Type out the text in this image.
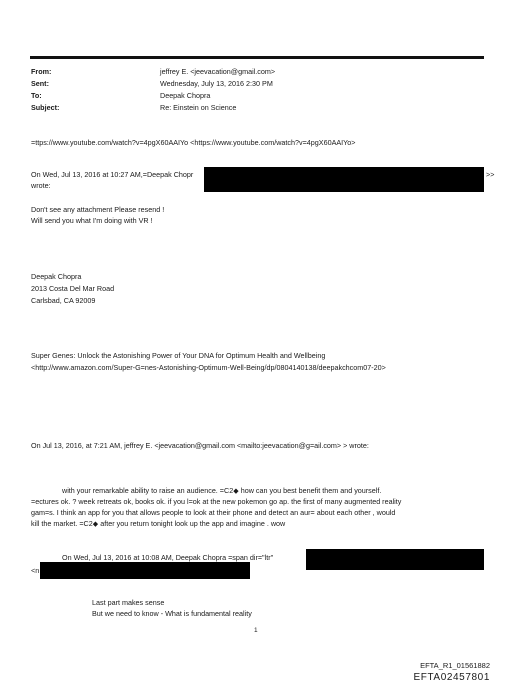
From:	jeffrey E. <jeevacation@gmail.com>
Sent:	Wednesday, July 13, 2016 2:30 PM
To:	Deepak Chopra
Subject:	Re: Einstein on Science
=ttps://www.youtube.com/watch?v=4pgX60AAIYo <https://www.youtube.com/watch?v=4pgX60AAIYo>
On Wed, Jul 13, 2016 at 10:27 AM,=Deepak Chopr	>>
wrote:
Don't see any attachment Please resend !
Will send you what I'm doing with VR !
Deepak Chopra
2013 Costa Del Mar Road
Carlsbad, CA 92009
Super Genes: Unlock the Astonishing Power of Your DNA for Optimum Health and Wellbeing
<http://www.amazon.com/Super-G=nes-Astonishing-Optimum-Well-Being/dp/0804140138/deepakchcom07-20>
On Jul 13, 2016, at 7:21 AM, jeffrey E. <jeevacation@gmail.com <mailto:jeevacation@g=ail.com> > wrote:
with your remarkable ability to raise an audience. =C2◆ how can you best benefit them and yourself.
=ectures ok. ? week retreats ok, books ok. if you l=ok at the new pokemon go ap. the first of many augmented reality
gam=s. I think an app for you that allows people to look at their phone and detect an aur= about each other , would
kill the market. =C2◆ after you return tonight look up the app and imagine . wow
On Wed, Jul 13, 2016 at 10:08 AM, Deepak Chopra =span dir="ltr"
<n
Last part makes sense
But we need to know - What is fundamental reality
1
EFTA_R1_01561882
EFTA02457801
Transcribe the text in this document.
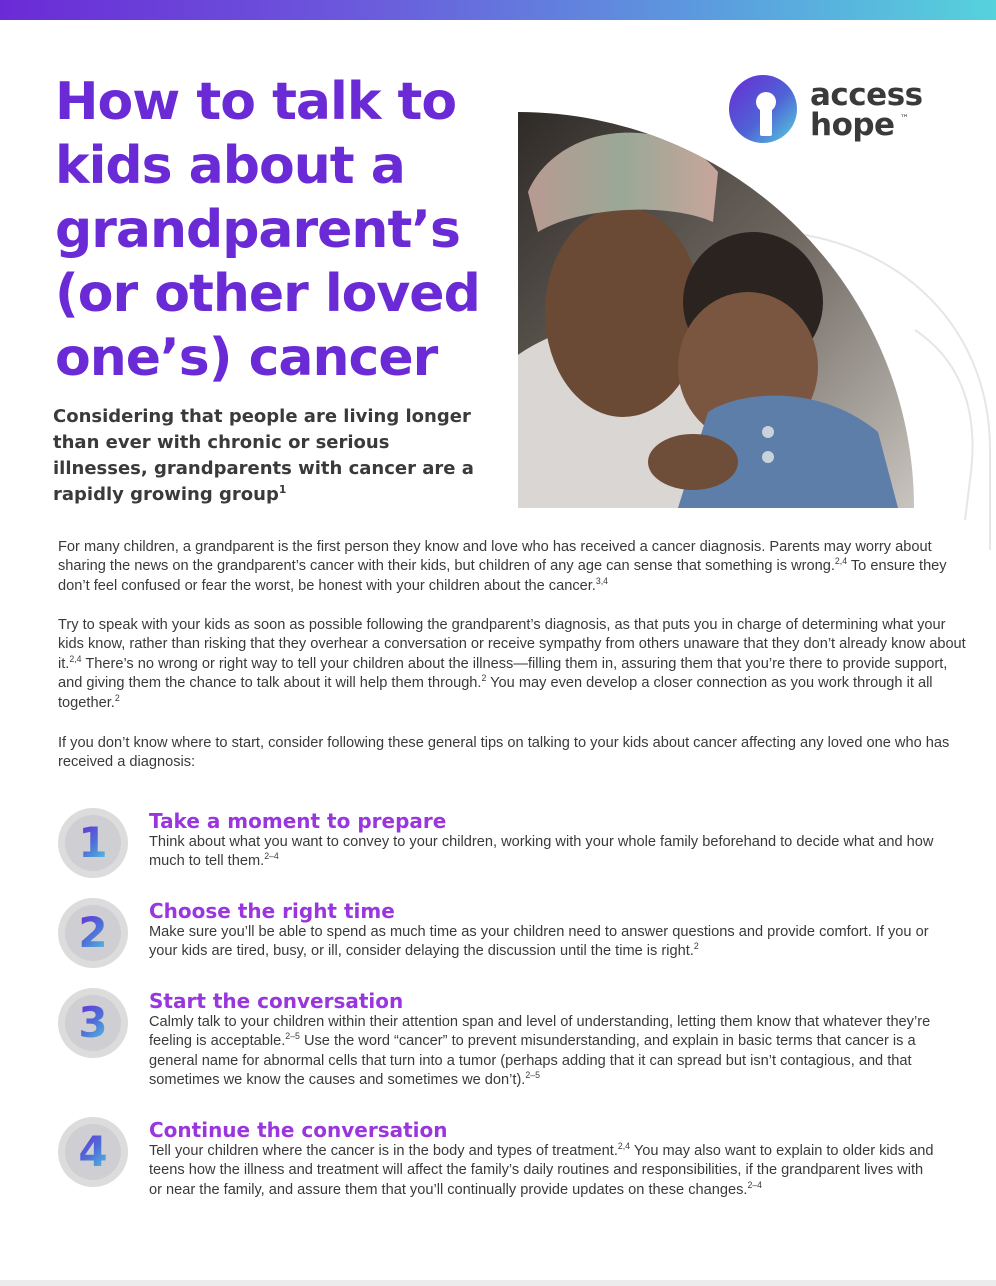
How to talk to kids about a grandparent’s (or other loved one’s) cancer

Considering that people are living longer than ever with chronic or serious illnesses, grandparents with cancer are a rapidly growing group$^1$

access
hope ™

For many children, a grandparent is the first person they know and love who has received a cancer diagnosis. Parents may worry about sharing the news on the grandparent’s cancer with their kids, but children of any age can sense that something is wrong.$^{2,4}$ To ensure they don’t feel confused or fear the worst, be honest with your children about the cancer.$^{3,4}$

Try to speak with your kids as soon as possible following the grandparent’s diagnosis, as that puts you in charge of determining what your kids know, rather than risking that they overhear a conversation or receive sympathy from others unaware that they don’t already know about it.$^{2,4}$ There’s no wrong or right way to tell your children about the illness—filling them in, assuring them that you’re there to provide support, and giving them the chance to talk about it will help them through.$^2$ You may even develop a closer connection as you work through it all together.$^2$

If you don’t know where to start, consider following these general tips on talking to your kids about cancer affecting any loved one who has received a diagnosis:

1 Take a moment to prepare

Think about what you want to convey to your children, working with your whole family beforehand to decide what and how much to tell them.$^{2-4}$

2 Choose the right time

Make sure you’ll be able to spend as much time as your children need to answer questions and provide comfort. If you or your kids are tired, busy, or ill, consider delaying the discussion until the time is right.$^2$

3 Start the conversation

Calmly talk to your children within their attention span and level of understanding, letting them know that whatever they’re feeling is acceptable.$^{2-5}$ Use the word “cancer” to prevent misunderstanding, and explain in basic terms that cancer is a general name for abnormal cells that turn into a tumor (perhaps adding that it can spread but isn’t contagious, and that sometimes we know the causes and sometimes we don’t).$^{2-5}$

4 Continue the conversation

Tell your children where the cancer is in the body and types of treatment.$^{2,4}$ You may also want to explain to older kids and teens how the illness and treatment will affect the family’s daily routines and responsibilities, if the grandparent lives with or near the family, and assure them that you’ll continually provide updates on these changes.$^{2-4}$
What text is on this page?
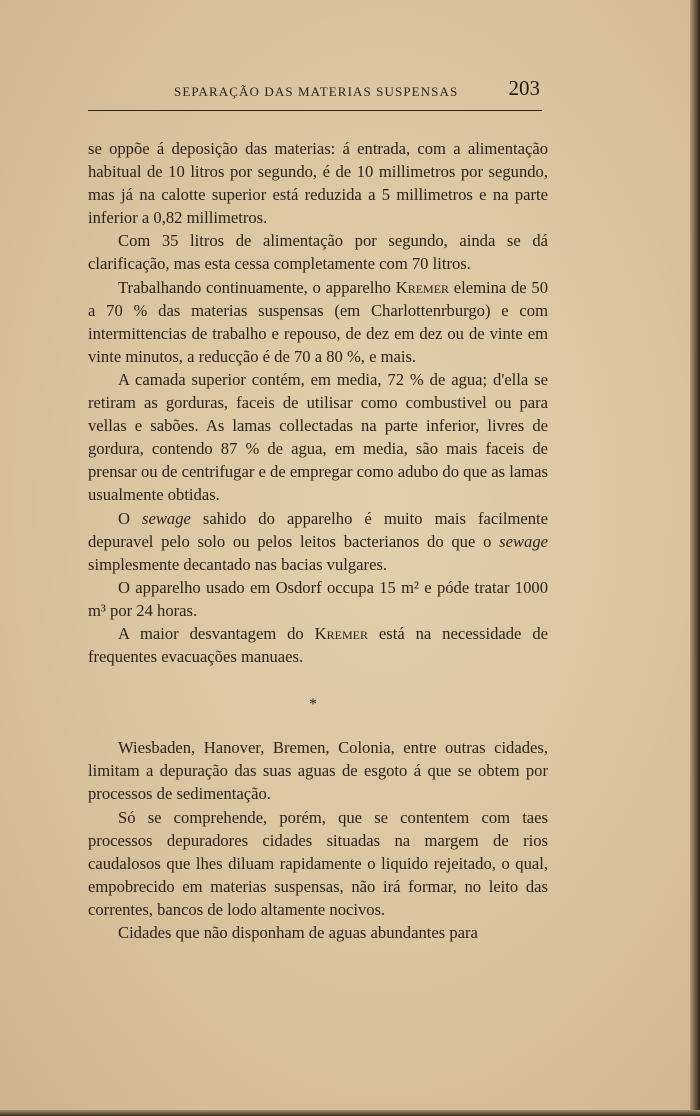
SEPARAÇÃO DAS MATERIAS SUSPENSAS 203

se oppõe á deposição das materias: á entrada, com a alimentação habitual de 10 litros por segundo, é de 10 millimetros por segundo, mas já na calotte superior está reduzida a 5 millimetros e na parte inferior a 0,82 millimetros.

Com 35 litros de alimentação por segundo, ainda se dá clarificação, mas esta cessa completamente com 70 litros.

Trabalhando continuamente, o apparelho Kremer elemina de 50 a 70 % das materias suspensas (em Charlottenrburgo) e com intermittencias de trabalho e repouso, de dez em dez ou de vinte em vinte minutos, a reducção é de 70 a 80 %, e mais.

A camada superior contém, em media, 72 % de agua; d'ella se retiram as gorduras, faceis de utilisar como combustivel ou para vellas e sabões. As lamas collectadas na parte inferior, livres de gordura, contendo 87 % de agua, em media, são mais faceis de prensar ou de centrifugar e de empregar como adubo do que as lamas usualmente obtidas.

O sewage sahido do apparelho é muito mais facilmente depuravel pelo solo ou pelos leitos bacterianos do que o sewage simplesmente decantado nas bacias vulgares.

O apparelho usado em Osdorf occupa 15 m² e póde tratar 1000 m³ por 24 horas.

A maior desvantagem do Kremer está na necessidade de frequentes evacuações manuaes.

*

Wiesbaden, Hanover, Bremen, Colonia, entre outras cidades, limitam a depuração das suas aguas de esgoto á que se obtem por processos de sedimentação.

Só se comprehende, porém, que se contentem com taes processos depuradores cidades situadas na margem de rios caudalosos que lhes diluam rapidamente o liquido rejeitado, o qual, empobrecido em materias suspensas, não irá formar, no leito das correntes, bancos de lodo altamente nocivos.

Cidades que não disponham de aguas abundantes para
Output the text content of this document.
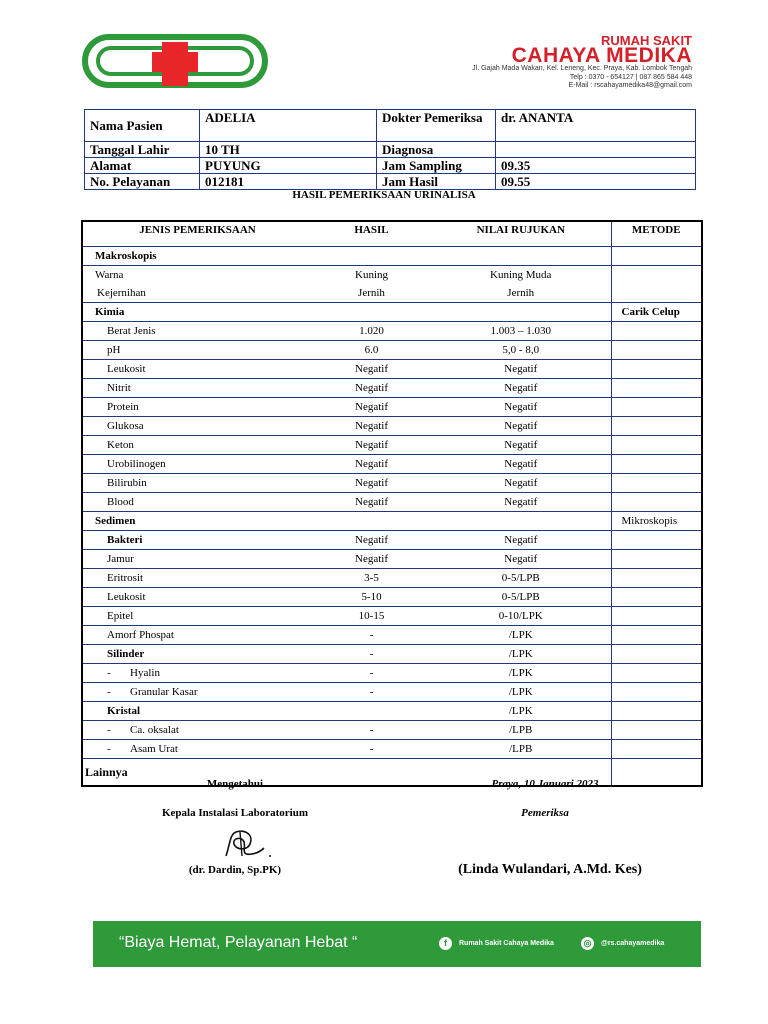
RUMAH SAKIT
CAHAYA MEDIKA
Jl. Gajah Mada Wakan, Kel. Leneng, Kec. Praya, Kab. Lombok Tengah
Telp : 0370 - 654127 | 087 865 584 448
E-Mail : rscahayamedika48@gmail.com
Nama Pasien	ADELIA	Dokter Pemeriksa	dr. ANANTA
Tanggal Lahir	10 TH	Diagnosa	
Alamat	PUYUNG	Jam Sampling	09.35
No. Pelayanan	012181	Jam Hasil	09.55
HASIL PEMERIKSAAN URINALISA
JENIS PEMERIKSAAN	HASIL	NILAI RUJUKAN	METODE
Makroskopis			
Warna	Kuning	Kuning Muda	
Kejernihan	Jernih	Jernih	
Kimia			Carik Celup
Berat Jenis	1.020	1.003 – 1.030	
pH	6.0	5,0 - 8,0	
Leukosit	Negatif	Negatif	
Nitrit	Negatif	Negatif	
Protein	Negatif	Negatif	
Glukosa	Negatif	Negatif	
Keton	Negatif	Negatif	
Urobilinogen	Negatif	Negatif	
Bilirubin	Negatif	Negatif	
Blood	Negatif	Negatif	
Sedimen			Mikroskopis
Bakteri	Negatif	Negatif	
Jamur	Negatif	Negatif	
Eritrosit	3-5	0-5/LPB	
Leukosit	5-10	0-5/LPB	
Epitel	10-15	0-10/LPK	
Amorf Phospat	-	/LPK	
Silinder	-	/LPK	
- Hyalin	-	/LPK	
- Granular Kasar	-	/LPK	
Kristal		/LPK	
- Ca. oksalat	-	/LPB	
- Asam Urat	-	/LPB	
Lainnya			
Mengetahui
Kepala Instalasi Laboratorium
(dr. Dardin, Sp.PK)
Praya, 10 Januari 2023
Pemeriksa
(Linda Wulandari, A.Md. Kes)
“Biaya Hemat, Pelayanan Hebat “	f	Rumah Sakit Cahaya Medika	◎	@rs.cahayamedika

About this exercise.
Drop every picture, then write out the remaining entries above exactly as they appear.

Completed task.
Type out the text in this image.
From:	jeffrey E. <jeevacation@gmail.com>
Sent:	Wednesday, July 13, 2016 2:30 PM
To:	Deepak Chopra
Subject:	Re: Einstein on Science
=ttps://www.youtube.com/watch?v=4pgX60AAIYo <https://www.youtube.com/watch?v=4pgX60AAIYo>
On Wed, Jul 13, 2016 at 10:27 AM,=Deepak Chopr	>>
wrote:
Don't see any attachment Please resend !
Will send you what I'm doing with VR !
Deepak Chopra
2013 Costa Del Mar Road
Carlsbad, CA 92009
Super Genes: Unlock the Astonishing Power of Your DNA for Optimum Health and Wellbeing
<http://www.amazon.com/Super-G=nes-Astonishing-Optimum-Well-Being/dp/0804140138/deepakchcom07-20>
On Jul 13, 2016, at 7:21 AM, jeffrey E. <jeevacation@gmail.com <mailto:jeevacation@g=ail.com> > wrote:
with your remarkable ability to raise an audience. =C2◆ how can you best benefit them and yourself.
=ectures ok. ? week retreats ok, books ok. if you l=ok at the new pokemon go ap. the first of many augmented reality
gam=s. I think an app for you that allows people to look at their phone and detect an aur= about each other , would
kill the market. =C2◆ after you return tonight look up the app and imagine . wow
On Wed, Jul 13, 2016 at 10:08 AM, Deepak Chopra =span dir="ltr"
<n
Last part makes sense
But we need to know - What is fundamental reality
1
EFTA_R1_01561882
EFTA02457801
Transcribe the text in this document.
How to talk to kids about a grandparent’s (or other loved one’s) cancer

Considering that people are living longer than ever with chronic or serious illnesses, grandparents with cancer are a rapidly growing group$^1$

access
hope ™

For many children, a grandparent is the first person they know and love who has received a cancer diagnosis. Parents may worry about sharing the news on the grandparent’s cancer with their kids, but children of any age can sense that something is wrong.$^{2,4}$ To ensure they don’t feel confused or fear the worst, be honest with your children about the cancer.$^{3,4}$

Try to speak with your kids as soon as possible following the grandparent’s diagnosis, as that puts you in charge of determining what your kids know, rather than risking that they overhear a conversation or receive sympathy from others unaware that they don’t already know about it.$^{2,4}$ There’s no wrong or right way to tell your children about the illness—filling them in, assuring them that you’re there to provide support, and giving them the chance to talk about it will help them through.$^2$ You may even develop a closer connection as you work through it all together.$^2$

If you don’t know where to start, consider following these general tips on talking to your kids about cancer affecting any loved one who has received a diagnosis:

1 Take a moment to prepare

Think about what you want to convey to your children, working with your whole family beforehand to decide what and how much to tell them.$^{2-4}$

2 Choose the right time

Make sure you’ll be able to spend as much time as your children need to answer questions and provide comfort. If you or your kids are tired, busy, or ill, consider delaying the discussion until the time is right.$^2$

3 Start the conversation

Calmly talk to your children within their attention span and level of understanding, letting them know that whatever they’re feeling is acceptable.$^{2-5}$ Use the word “cancer” to prevent misunderstanding, and explain in basic terms that cancer is a general name for abnormal cells that turn into a tumor (perhaps adding that it can spread but isn’t contagious, and that sometimes we know the causes and sometimes we don’t).$^{2-5}$

4 Continue the conversation

Tell your children where the cancer is in the body and types of treatment.$^{2,4}$ You may also want to explain to older kids and teens how the illness and treatment will affect the family’s daily routines and responsibilities, if the grandparent lives with or near the family, and assure them that you’ll continually provide updates on these changes.$^{2-4}$
What text is on this page?
SEPARAÇÃO DAS MATERIAS SUSPENSAS 203

se oppõe á deposição das materias: á entrada, com a alimentação habitual de 10 litros por segundo, é de 10 millimetros por segundo, mas já na calotte superior está reduzida a 5 millimetros e na parte inferior a 0,82 millimetros.

Com 35 litros de alimentação por segundo, ainda se dá clarificação, mas esta cessa completamente com 70 litros.

Trabalhando continuamente, o apparelho Kremer elemina de 50 a 70 % das materias suspensas (em Charlottenrburgo) e com intermittencias de trabalho e repouso, de dez em dez ou de vinte em vinte minutos, a reducção é de 70 a 80 %, e mais.

A camada superior contém, em media, 72 % de agua; d'ella se retiram as gorduras, faceis de utilisar como combustivel ou para vellas e sabões. As lamas collectadas na parte inferior, livres de gordura, contendo 87 % de agua, em media, são mais faceis de prensar ou de centrifugar e de empregar como adubo do que as lamas usualmente obtidas.

O sewage sahido do apparelho é muito mais facilmente depuravel pelo solo ou pelos leitos bacterianos do que o sewage simplesmente decantado nas bacias vulgares.

O apparelho usado em Osdorf occupa 15 m² e póde tratar 1000 m³ por 24 horas.

A maior desvantagem do Kremer está na necessidade de frequentes evacuações manuaes.

*

Wiesbaden, Hanover, Bremen, Colonia, entre outras cidades, limitam a depuração das suas aguas de esgoto á que se obtem por processos de sedimentação.

Só se comprehende, porém, que se contentem com taes processos depuradores cidades situadas na margem de rios caudalosos que lhes diluam rapidamente o liquido rejeitado, o qual, empobrecido em materias suspensas, não irá formar, no leito das correntes, bancos de lodo altamente nocivos.

Cidades que não disponham de aguas abundantes para
Output the text content of this document.
RUMAH SAKIT
CAHAYA MEDIKA
Jl. Gajah Mada Wakan, Kel. Leneng, Kec. Praya, Kab. Lombok Tengah
Telp : 0370 - 654127 | 087 865 584 448
E-Mail : rscahayamedika48@gmail.com
Nama Pasien	ADELIA	Dokter Pemeriksa	dr. ANANTA
Tanggal Lahir	10 TH	Diagnosa	
Alamat	PUYUNG	Jam Sampling	09.35
No. Pelayanan	012181	Jam Hasil	09.55
HASIL PEMERIKSAAN URINALISA
JENIS PEMERIKSAAN	HASIL	NILAI RUJUKAN	METODE
Makroskopis			
Warna	Kuning	Kuning Muda	
Kejernihan	Jernih	Jernih	
Kimia			Carik Celup
Berat Jenis	1.020	1.003 – 1.030	
pH	6.0	5,0 - 8,0	
Leukosit	Negatif	Negatif	
Nitrit	Negatif	Negatif	
Protein	Negatif	Negatif	
Glukosa	Negatif	Negatif	
Keton	Negatif	Negatif	
Urobilinogen	Negatif	Negatif	
Bilirubin	Negatif	Negatif	
Blood	Negatif	Negatif	
Sedimen			Mikroskopis
Bakteri	Negatif	Negatif	
Jamur	Negatif	Negatif	
Eritrosit	3-5	0-5/LPB	
Leukosit	5-10	0-5/LPB	
Epitel	10-15	0-10/LPK	
Amorf Phospat	-	/LPK	
Silinder	-	/LPK	
- Hyalin	-	/LPK	
- Granular Kasar	-	/LPK	
Kristal		/LPK	
- Ca. oksalat	-	/LPB	
- Asam Urat	-	/LPB	
Lainnya			
Mengetahui
Kepala Instalasi Laboratorium
(dr. Dardin, Sp.PK)
Praya, 10 Januari 2023
Pemeriksa
(Linda Wulandari, A.Md. Kes)
“Biaya Hemat, Pelayanan Hebat “	f	Rumah Sakit Cahaya Medika	◎	@rs.cahayamedika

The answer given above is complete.